#### LISTED ENTRIES:
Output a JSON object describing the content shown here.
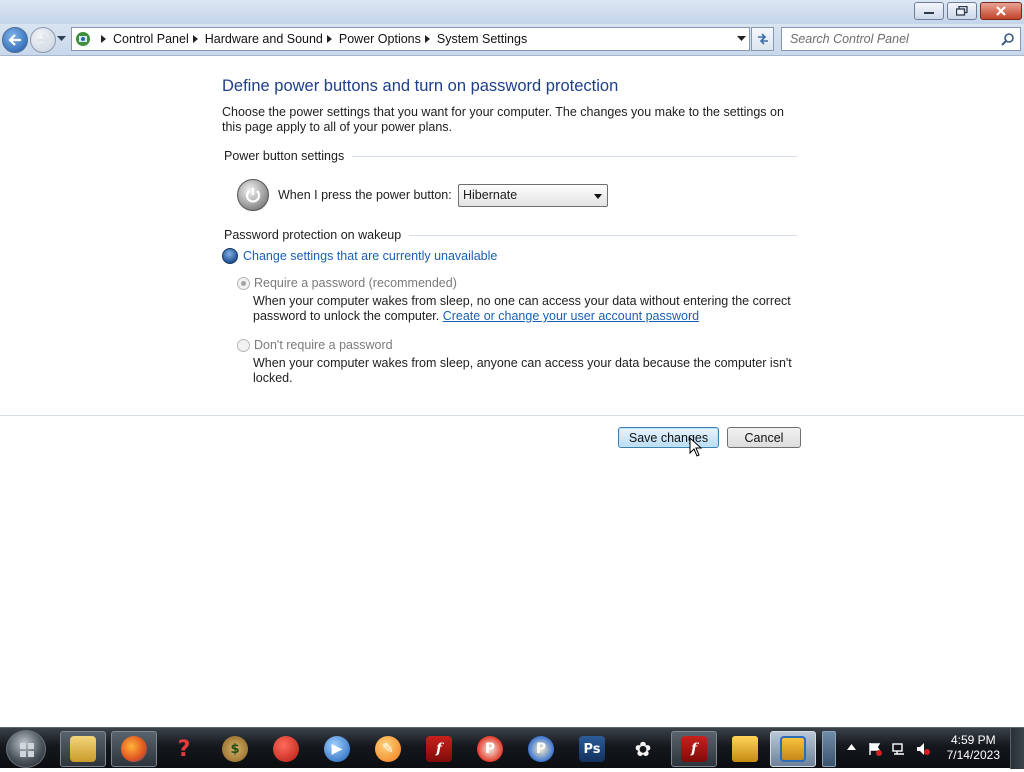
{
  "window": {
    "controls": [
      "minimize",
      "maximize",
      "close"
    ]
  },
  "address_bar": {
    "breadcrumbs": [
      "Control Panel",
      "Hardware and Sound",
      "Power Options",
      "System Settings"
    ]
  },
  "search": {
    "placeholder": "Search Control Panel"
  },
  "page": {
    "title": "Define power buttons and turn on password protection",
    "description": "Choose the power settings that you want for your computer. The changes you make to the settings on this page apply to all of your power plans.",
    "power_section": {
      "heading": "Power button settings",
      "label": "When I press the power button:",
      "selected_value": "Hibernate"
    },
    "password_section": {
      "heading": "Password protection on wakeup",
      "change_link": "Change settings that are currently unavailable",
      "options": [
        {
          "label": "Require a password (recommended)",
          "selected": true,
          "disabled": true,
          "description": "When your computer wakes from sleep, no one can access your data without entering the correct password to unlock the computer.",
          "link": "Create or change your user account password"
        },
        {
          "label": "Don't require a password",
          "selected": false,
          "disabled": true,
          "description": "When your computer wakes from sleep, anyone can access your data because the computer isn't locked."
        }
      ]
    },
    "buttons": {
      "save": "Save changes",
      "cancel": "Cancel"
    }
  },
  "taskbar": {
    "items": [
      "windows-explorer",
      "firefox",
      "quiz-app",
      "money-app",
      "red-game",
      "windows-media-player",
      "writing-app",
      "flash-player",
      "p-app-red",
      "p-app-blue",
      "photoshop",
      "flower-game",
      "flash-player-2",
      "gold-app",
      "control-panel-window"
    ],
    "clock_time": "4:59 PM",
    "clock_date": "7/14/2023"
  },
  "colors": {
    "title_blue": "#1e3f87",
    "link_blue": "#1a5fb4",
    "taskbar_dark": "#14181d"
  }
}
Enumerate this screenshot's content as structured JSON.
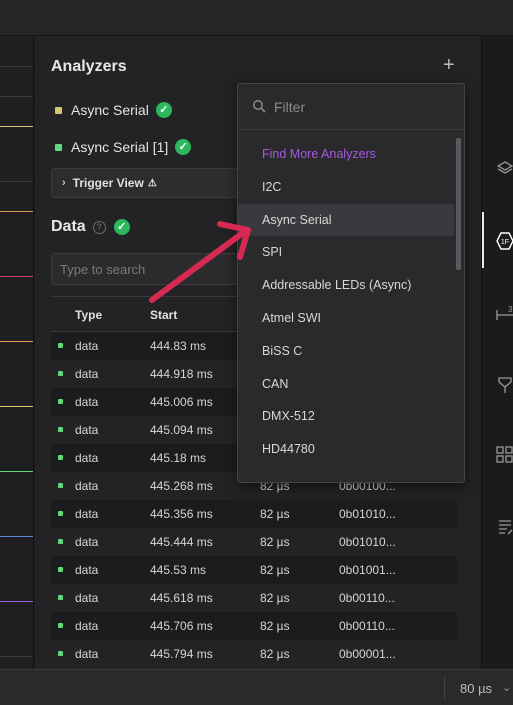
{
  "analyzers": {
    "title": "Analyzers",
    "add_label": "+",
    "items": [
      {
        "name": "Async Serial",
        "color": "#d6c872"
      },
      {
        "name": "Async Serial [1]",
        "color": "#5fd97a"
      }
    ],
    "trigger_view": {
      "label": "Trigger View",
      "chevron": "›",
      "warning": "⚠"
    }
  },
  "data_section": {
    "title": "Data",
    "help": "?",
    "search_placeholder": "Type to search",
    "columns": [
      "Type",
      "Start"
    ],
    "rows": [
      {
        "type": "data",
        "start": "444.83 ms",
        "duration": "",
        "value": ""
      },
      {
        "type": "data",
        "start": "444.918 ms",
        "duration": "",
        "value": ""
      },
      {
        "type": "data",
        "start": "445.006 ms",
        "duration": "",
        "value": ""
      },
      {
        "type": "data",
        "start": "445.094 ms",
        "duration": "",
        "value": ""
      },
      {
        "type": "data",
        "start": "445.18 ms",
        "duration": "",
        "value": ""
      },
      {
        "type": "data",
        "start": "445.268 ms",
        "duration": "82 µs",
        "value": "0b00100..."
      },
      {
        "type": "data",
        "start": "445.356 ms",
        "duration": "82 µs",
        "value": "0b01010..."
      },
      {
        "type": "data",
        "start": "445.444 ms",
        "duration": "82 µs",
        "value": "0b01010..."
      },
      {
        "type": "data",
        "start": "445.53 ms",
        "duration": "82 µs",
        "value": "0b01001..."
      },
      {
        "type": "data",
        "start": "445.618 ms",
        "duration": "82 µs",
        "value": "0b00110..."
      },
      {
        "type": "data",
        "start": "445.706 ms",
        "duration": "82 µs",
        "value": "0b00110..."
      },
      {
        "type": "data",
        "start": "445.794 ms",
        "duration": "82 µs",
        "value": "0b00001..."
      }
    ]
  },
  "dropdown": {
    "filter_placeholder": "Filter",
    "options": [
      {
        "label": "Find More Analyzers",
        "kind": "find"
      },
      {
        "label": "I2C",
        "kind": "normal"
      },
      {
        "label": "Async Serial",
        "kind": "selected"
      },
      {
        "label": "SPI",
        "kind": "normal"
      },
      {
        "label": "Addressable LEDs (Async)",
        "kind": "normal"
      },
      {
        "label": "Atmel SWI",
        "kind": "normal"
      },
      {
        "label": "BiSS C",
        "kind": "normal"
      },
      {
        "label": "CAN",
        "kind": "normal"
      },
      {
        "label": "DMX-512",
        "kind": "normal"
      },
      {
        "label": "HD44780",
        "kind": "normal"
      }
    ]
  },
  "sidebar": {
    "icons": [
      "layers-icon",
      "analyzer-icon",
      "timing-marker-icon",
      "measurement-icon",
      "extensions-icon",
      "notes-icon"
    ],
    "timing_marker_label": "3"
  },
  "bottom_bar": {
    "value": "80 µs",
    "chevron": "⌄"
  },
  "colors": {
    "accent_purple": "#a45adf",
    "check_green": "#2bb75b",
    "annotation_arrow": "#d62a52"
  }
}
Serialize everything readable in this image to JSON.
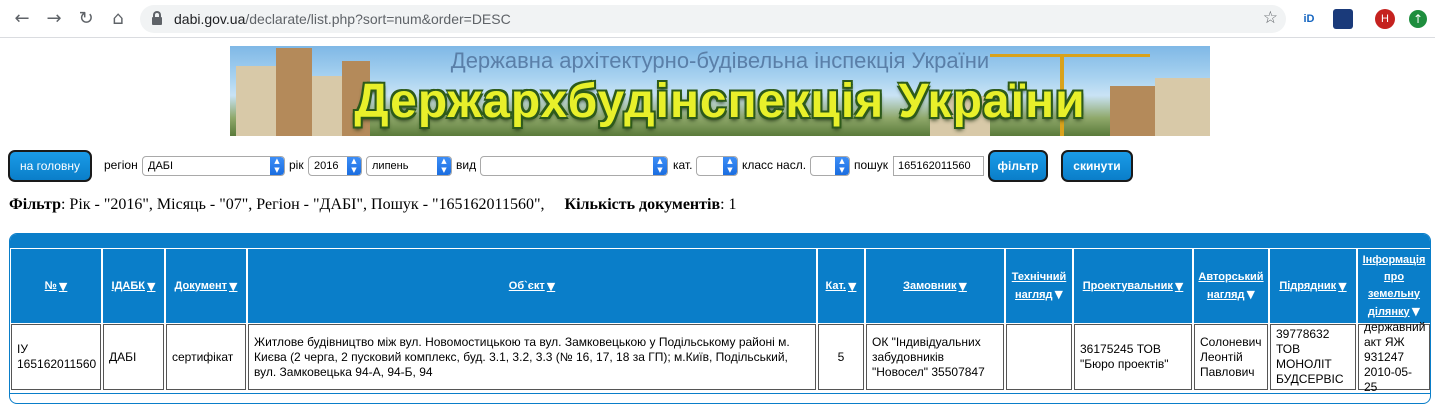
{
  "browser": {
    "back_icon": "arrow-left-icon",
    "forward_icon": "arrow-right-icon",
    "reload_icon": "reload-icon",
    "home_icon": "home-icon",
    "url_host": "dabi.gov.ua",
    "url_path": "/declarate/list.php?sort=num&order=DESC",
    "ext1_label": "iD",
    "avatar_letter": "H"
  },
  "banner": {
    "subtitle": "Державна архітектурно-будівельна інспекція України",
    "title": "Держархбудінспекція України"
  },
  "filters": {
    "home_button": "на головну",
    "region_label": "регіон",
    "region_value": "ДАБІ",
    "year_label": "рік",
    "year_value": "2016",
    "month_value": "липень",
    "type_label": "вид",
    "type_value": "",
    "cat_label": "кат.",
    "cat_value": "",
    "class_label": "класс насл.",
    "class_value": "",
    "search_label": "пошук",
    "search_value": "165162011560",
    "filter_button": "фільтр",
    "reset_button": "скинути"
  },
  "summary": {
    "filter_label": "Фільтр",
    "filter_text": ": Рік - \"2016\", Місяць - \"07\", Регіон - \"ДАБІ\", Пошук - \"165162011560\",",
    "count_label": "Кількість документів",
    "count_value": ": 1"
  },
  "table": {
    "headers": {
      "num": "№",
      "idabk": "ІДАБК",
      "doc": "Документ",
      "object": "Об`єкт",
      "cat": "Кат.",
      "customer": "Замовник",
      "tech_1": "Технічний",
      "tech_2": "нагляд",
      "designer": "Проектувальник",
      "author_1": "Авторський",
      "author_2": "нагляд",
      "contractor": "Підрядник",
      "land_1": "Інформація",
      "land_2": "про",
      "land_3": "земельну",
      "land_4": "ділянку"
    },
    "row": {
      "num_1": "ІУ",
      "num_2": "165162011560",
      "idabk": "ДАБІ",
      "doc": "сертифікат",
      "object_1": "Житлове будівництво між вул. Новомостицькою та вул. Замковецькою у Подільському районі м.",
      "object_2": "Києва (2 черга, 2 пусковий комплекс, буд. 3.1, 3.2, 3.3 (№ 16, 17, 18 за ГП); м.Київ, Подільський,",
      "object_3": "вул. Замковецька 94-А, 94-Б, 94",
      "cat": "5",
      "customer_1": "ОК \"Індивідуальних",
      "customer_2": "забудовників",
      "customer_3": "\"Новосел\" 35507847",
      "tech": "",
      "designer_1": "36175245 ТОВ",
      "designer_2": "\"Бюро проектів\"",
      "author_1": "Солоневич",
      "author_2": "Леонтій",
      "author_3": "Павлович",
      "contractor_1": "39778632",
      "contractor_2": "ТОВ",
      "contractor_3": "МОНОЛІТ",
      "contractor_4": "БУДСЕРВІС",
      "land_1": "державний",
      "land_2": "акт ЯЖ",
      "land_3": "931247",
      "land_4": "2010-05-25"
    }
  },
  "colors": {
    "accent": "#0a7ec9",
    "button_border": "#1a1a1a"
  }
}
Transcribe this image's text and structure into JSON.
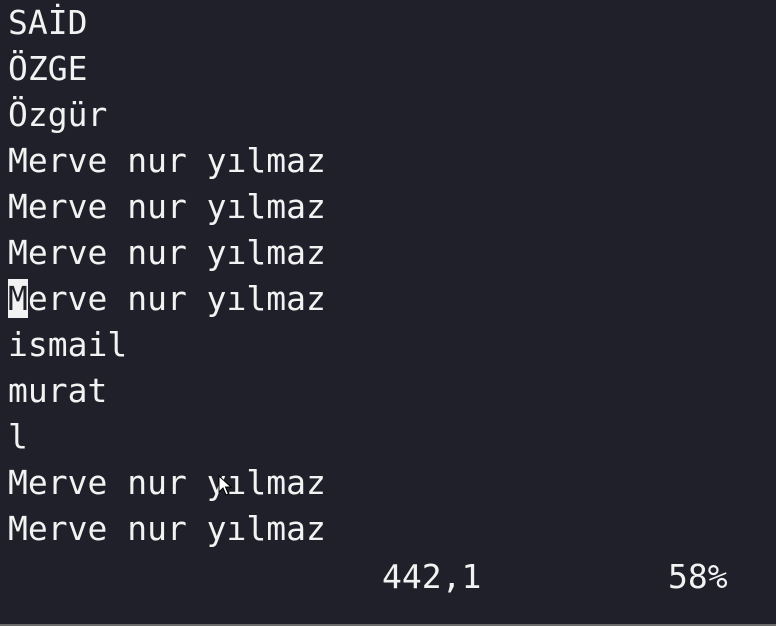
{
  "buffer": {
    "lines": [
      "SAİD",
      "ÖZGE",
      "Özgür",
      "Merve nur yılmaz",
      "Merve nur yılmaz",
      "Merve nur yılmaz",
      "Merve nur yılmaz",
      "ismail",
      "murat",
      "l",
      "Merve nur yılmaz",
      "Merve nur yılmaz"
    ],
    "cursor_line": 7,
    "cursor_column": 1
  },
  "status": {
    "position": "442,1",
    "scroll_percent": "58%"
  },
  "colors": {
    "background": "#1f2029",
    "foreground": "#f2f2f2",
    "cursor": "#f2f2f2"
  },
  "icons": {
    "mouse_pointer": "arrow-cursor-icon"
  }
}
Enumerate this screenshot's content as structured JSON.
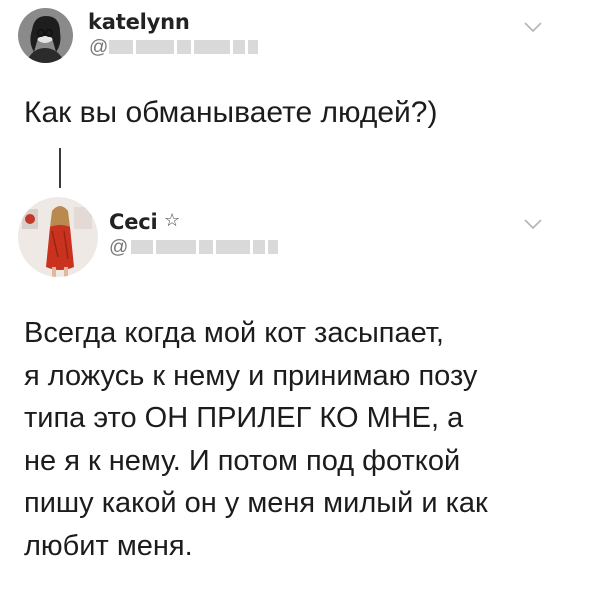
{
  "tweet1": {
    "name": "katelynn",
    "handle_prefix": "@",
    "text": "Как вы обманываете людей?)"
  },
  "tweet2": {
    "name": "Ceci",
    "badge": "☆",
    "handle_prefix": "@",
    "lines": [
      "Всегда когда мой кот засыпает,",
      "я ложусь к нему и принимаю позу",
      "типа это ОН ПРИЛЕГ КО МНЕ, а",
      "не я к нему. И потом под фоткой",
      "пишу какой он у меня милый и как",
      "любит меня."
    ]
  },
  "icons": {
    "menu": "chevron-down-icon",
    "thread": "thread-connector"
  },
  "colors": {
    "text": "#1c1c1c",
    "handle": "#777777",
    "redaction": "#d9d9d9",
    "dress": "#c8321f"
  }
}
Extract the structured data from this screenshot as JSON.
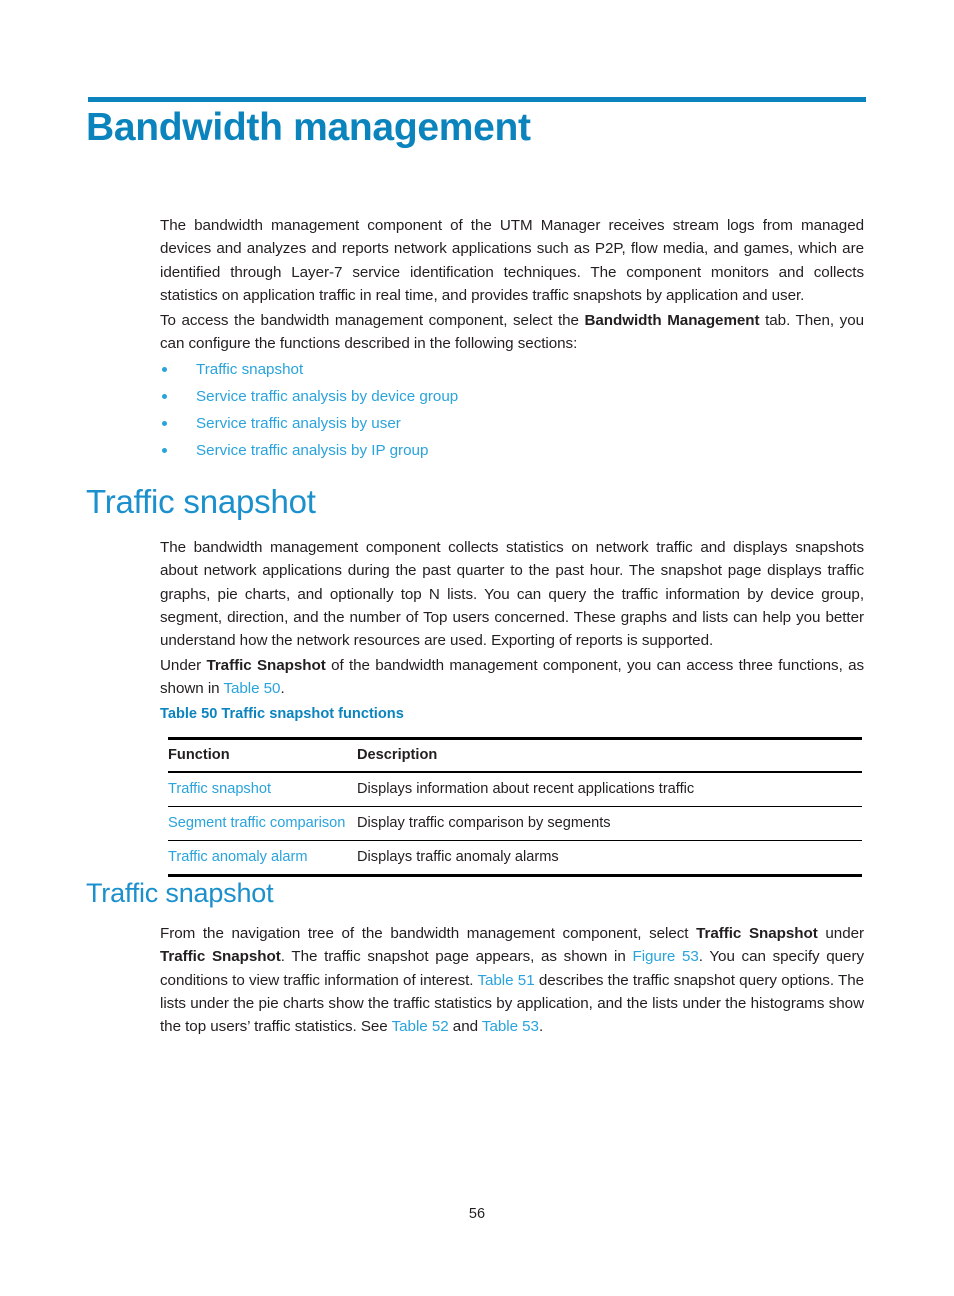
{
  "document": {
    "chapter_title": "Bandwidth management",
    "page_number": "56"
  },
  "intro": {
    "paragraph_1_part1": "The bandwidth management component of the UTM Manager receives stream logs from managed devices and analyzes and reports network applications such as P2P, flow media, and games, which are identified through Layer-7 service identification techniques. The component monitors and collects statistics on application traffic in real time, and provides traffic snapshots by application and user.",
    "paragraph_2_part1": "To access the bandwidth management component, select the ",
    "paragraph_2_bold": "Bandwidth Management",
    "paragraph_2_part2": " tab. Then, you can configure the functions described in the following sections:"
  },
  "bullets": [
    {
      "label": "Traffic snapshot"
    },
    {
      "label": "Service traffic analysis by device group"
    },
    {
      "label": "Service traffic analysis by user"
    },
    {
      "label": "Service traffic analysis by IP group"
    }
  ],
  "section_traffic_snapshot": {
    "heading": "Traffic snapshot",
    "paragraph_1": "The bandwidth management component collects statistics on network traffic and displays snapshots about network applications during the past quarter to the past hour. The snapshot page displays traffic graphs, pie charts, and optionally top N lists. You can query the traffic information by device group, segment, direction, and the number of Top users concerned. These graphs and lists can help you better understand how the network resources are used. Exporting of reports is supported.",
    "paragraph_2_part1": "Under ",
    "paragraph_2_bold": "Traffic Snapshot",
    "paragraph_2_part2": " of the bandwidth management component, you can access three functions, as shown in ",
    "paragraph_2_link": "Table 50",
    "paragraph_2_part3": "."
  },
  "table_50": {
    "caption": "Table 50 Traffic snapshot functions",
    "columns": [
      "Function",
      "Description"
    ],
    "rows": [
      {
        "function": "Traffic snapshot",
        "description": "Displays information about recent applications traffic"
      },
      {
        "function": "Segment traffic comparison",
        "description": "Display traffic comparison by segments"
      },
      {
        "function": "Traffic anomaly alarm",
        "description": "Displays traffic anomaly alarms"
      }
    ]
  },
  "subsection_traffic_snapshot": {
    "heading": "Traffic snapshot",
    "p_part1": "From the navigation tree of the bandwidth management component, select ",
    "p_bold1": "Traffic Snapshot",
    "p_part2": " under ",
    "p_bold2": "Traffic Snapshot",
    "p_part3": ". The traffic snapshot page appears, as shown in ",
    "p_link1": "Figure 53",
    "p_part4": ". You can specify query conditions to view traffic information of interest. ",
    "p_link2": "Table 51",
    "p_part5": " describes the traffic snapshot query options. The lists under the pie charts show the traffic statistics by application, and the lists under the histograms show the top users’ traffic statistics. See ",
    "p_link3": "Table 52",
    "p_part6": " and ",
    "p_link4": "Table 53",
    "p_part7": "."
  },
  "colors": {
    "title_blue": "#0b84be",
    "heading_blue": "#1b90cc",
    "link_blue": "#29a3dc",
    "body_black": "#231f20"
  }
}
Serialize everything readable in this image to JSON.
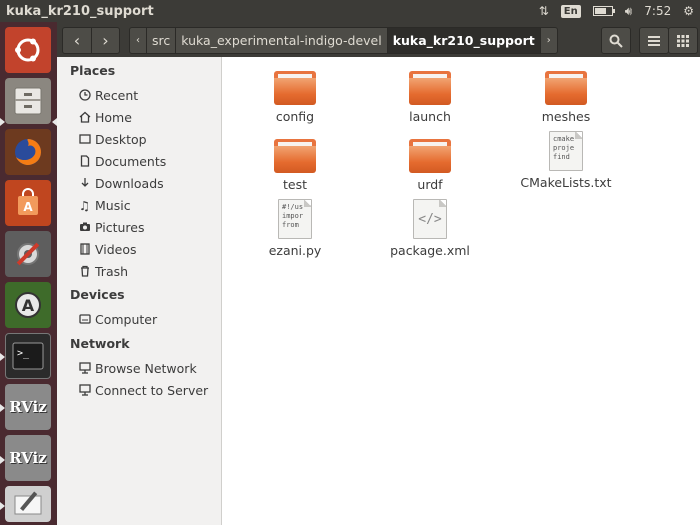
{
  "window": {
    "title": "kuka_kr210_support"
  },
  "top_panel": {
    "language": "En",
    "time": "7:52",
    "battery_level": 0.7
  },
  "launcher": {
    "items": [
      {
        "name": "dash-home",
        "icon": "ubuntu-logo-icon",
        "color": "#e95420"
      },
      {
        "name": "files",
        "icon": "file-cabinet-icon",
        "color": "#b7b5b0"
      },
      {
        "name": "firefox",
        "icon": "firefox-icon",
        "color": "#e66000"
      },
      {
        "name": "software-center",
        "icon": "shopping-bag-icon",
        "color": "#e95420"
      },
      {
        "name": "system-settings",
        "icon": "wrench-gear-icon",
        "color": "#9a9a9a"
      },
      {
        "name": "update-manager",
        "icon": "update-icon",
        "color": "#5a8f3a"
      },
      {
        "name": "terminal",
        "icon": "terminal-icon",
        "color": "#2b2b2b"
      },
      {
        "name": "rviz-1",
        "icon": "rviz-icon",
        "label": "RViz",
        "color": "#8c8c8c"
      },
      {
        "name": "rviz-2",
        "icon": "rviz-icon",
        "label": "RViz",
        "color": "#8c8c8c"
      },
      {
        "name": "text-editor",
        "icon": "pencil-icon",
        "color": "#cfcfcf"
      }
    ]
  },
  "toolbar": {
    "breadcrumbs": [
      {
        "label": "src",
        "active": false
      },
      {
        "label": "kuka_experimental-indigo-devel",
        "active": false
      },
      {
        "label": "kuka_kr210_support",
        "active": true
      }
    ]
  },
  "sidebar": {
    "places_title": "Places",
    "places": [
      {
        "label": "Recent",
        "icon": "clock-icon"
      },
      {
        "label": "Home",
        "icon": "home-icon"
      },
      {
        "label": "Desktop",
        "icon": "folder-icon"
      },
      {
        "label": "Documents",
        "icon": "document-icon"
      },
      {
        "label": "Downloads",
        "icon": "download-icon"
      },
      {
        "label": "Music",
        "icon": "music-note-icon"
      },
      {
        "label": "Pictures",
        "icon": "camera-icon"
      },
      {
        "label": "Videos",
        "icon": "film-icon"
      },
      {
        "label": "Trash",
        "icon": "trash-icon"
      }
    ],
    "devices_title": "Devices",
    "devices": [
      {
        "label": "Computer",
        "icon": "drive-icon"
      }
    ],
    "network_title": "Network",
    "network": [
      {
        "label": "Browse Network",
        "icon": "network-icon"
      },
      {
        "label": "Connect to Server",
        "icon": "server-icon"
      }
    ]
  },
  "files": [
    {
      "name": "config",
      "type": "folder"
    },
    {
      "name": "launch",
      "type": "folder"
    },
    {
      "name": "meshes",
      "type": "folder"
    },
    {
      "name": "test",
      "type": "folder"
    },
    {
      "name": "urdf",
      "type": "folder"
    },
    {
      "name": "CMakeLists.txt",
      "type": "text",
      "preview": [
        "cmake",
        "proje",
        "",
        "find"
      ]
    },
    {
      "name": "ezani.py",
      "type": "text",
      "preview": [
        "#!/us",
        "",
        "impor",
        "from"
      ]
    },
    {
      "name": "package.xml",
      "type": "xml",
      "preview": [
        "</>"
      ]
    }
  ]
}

#### WHAT YOU ARE ASKED TO DO:
List all lines in the material containing the string "help".

#### TASK SOLUTION:
    "help": "?",
    "paragraph_1": "The bandwidth management component collects statistics on network traffic and displays snapshots about network applications during the past quarter to the past hour. The snapshot page displays traffic graphs, pie charts, and optionally top N lists. You can query the traffic information by device group, segment, direction, and the number of Top users concerned. These graphs and lists can help you better understand how the network resources are used. Exporting of reports is supported.",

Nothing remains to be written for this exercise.